*Given request*
Check each line of the records below for the word "JSON" and copy those where it appears.

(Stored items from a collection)

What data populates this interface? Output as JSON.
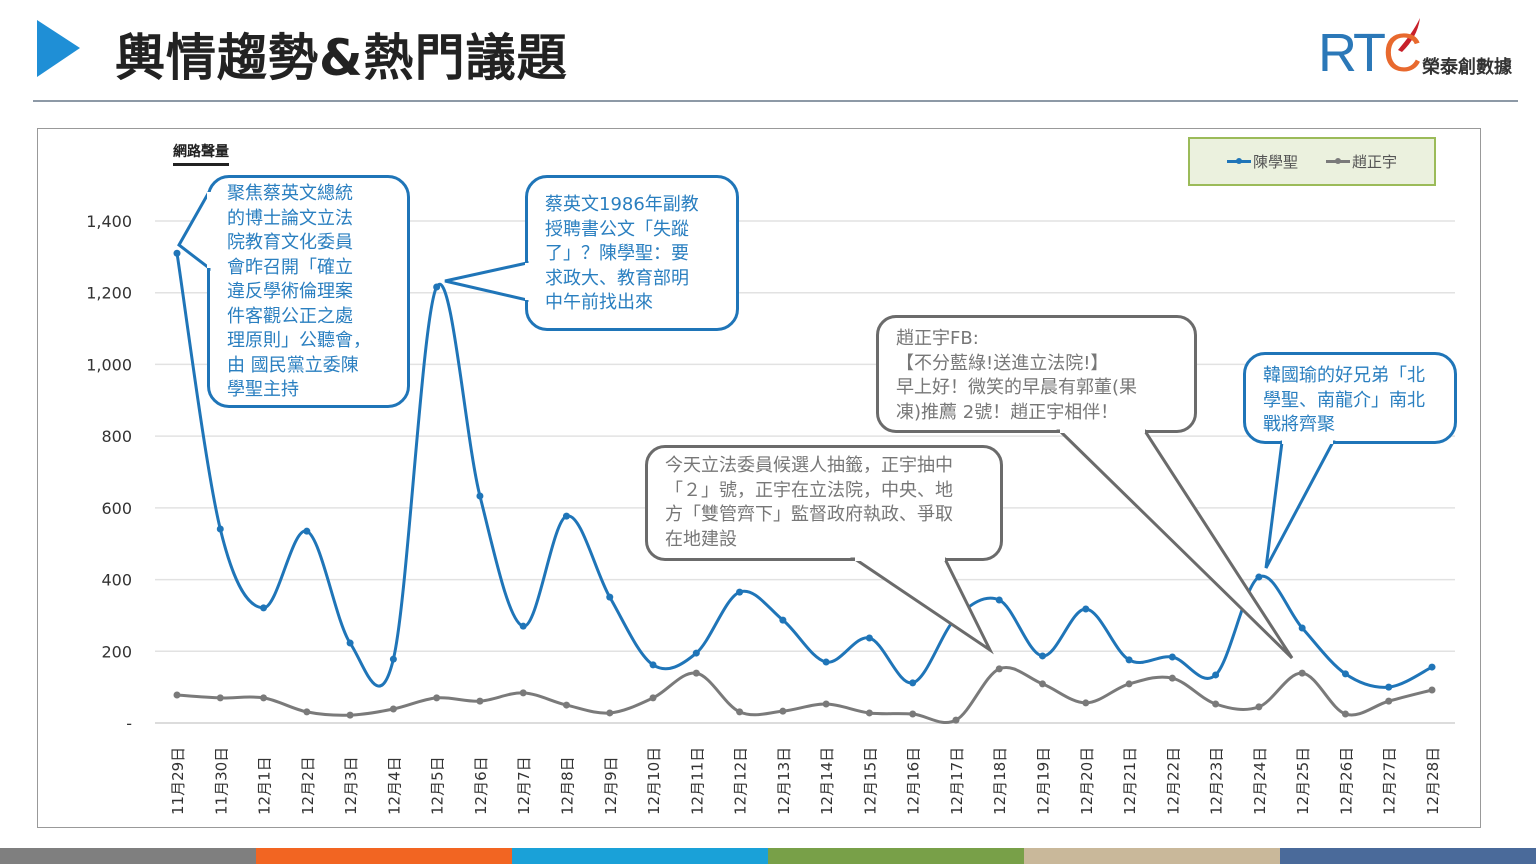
{
  "header": {
    "title": "輿情趨勢&熱門議題",
    "logo_text": "RTC",
    "logo_subtitle": "榮泰創數據"
  },
  "colors": {
    "accent": "#1f8fd6",
    "series1": "#1f75b8",
    "series2": "#7a7a7a",
    "bars": [
      "#7f7f7f",
      "#f26522",
      "#1aa1d8",
      "#78a048",
      "#c9b89a",
      "#4a6a9a"
    ]
  },
  "chart_data": {
    "type": "line",
    "title": "",
    "ylabel": "網路聲量",
    "xlabel": "",
    "ylim": [
      0,
      1400
    ],
    "yticks": [
      0,
      200,
      400,
      600,
      800,
      1000,
      1200,
      1400
    ],
    "ytick_labels": [
      "-",
      "200",
      "400",
      "600",
      "800",
      "1,000",
      "1,200",
      "1,400"
    ],
    "grid": true,
    "legend": "top-right",
    "categories": [
      "11月29日",
      "11月30日",
      "12月1日",
      "12月2日",
      "12月3日",
      "12月4日",
      "12月5日",
      "12月6日",
      "12月7日",
      "12月8日",
      "12月9日",
      "12月10日",
      "12月11日",
      "12月12日",
      "12月13日",
      "12月14日",
      "12月15日",
      "12月16日",
      "12月17日",
      "12月18日",
      "12月19日",
      "12月20日",
      "12月21日",
      "12月22日",
      "12月23日",
      "12月24日",
      "12月25日",
      "12月26日",
      "12月27日",
      "12月28日"
    ],
    "series": [
      {
        "name": "陳學聖",
        "values": [
          1310,
          541,
          321,
          535,
          223,
          178,
          1216,
          633,
          270,
          577,
          351,
          162,
          195,
          365,
          287,
          170,
          237,
          112,
          293,
          343,
          187,
          318,
          176,
          184,
          134,
          407,
          265,
          137,
          100,
          156
        ]
      },
      {
        "name": "趙正宇",
        "values": [
          78,
          70,
          70,
          31,
          22,
          39,
          70,
          61,
          84,
          50,
          28,
          70,
          139,
          31,
          33,
          53,
          28,
          25,
          8,
          151,
          109,
          56,
          109,
          125,
          53,
          45,
          139,
          25,
          61,
          92
        ]
      }
    ],
    "annotations": [
      {
        "style": "blue",
        "lines": [
          "聚焦蔡英文總統",
          "的博士論文立法",
          "院教育文化委員",
          "會昨召開「確立",
          "違反學術倫理案",
          "件客觀公正之處",
          "理原則」公聽會，",
          "由 國民黨立委陳",
          "學聖主持"
        ]
      },
      {
        "style": "blue",
        "lines": [
          "蔡英文1986年副教",
          "授聘書公文「失蹤",
          "了」？陳學聖：要",
          "求政大、教育部明",
          "中午前找出來"
        ]
      },
      {
        "style": "gray",
        "lines": [
          "今天立法委員候選人抽籤，正宇抽中",
          "「２」號，正宇在立法院，中央、地",
          "方「雙管齊下」監督政府執政、爭取",
          "在地建設"
        ]
      },
      {
        "style": "gray",
        "lines": [
          "趙正宇FB:",
          "【不分藍綠!送進立法院!】",
          "早上好！微笑的早晨有郭董(果",
          "凍)推薦 2號！趙正宇相伴！"
        ]
      },
      {
        "style": "blue",
        "lines": [
          "韓國瑜的好兄弟「北",
          "學聖、南龍介」南北",
          "戰將齊聚"
        ]
      }
    ]
  }
}
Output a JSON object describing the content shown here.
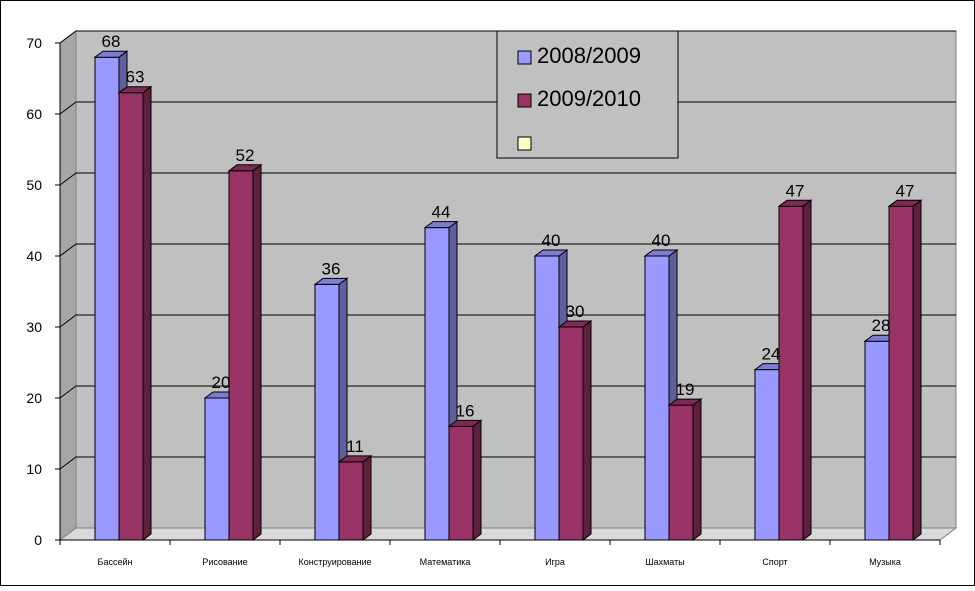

*Written solution*
What data populates this interface? Output as JSON.
Output a JSON object describing the content shown here.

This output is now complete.